▶ **GOAL**
Where a line holds the string "watermark", return that line.

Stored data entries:
○ ○ ○

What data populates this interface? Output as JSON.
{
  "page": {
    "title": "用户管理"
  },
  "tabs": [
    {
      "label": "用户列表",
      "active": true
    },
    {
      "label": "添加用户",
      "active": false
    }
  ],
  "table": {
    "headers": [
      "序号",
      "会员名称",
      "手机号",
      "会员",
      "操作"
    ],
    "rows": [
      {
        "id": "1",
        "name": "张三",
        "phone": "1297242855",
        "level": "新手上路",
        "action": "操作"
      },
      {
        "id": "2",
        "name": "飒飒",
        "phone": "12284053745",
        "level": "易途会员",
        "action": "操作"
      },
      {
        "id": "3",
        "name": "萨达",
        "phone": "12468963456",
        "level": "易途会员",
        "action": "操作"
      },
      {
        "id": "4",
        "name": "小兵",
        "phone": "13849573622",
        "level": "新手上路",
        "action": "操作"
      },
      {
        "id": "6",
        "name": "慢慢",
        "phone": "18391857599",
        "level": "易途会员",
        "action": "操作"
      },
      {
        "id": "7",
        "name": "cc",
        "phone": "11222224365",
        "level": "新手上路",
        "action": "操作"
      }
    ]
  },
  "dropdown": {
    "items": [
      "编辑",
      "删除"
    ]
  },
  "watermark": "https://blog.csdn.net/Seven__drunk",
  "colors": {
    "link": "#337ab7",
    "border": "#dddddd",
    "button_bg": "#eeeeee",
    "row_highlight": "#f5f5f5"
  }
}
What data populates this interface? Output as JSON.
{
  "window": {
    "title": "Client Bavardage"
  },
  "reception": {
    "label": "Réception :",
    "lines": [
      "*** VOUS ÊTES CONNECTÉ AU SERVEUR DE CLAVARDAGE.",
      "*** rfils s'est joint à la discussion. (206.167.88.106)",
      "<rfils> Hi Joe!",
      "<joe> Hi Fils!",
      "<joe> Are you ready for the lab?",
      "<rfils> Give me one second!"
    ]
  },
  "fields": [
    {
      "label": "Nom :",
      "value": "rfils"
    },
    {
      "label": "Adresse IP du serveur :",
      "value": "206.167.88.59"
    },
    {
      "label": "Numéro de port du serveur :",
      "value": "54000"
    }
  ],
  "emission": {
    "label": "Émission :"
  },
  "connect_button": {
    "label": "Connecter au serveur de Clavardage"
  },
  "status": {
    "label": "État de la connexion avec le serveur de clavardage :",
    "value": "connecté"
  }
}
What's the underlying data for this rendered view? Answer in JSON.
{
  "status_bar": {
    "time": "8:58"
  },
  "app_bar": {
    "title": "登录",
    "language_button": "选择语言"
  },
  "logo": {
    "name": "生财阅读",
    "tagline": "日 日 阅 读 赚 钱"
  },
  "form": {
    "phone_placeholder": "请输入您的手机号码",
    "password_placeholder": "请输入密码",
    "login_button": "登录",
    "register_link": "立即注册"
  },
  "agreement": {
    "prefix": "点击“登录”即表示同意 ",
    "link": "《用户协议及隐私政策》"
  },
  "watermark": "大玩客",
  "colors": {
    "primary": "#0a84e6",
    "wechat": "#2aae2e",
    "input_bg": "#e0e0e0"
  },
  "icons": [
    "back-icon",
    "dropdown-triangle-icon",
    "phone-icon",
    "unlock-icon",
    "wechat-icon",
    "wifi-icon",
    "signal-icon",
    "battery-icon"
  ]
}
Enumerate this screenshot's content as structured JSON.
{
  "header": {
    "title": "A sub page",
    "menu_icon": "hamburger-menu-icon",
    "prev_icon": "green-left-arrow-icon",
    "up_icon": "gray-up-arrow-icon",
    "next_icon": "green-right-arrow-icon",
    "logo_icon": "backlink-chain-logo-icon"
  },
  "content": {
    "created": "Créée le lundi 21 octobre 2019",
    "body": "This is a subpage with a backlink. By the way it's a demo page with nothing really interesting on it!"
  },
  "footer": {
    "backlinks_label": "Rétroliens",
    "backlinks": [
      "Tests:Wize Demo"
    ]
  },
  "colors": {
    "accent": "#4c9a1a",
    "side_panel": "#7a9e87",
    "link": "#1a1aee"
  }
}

○ ○ ○

▶ **ANSWER TO THE EXERCISE**
  "watermark": "https://blog.csdn.net/Seven__drunk",
  "watermark": "大玩客",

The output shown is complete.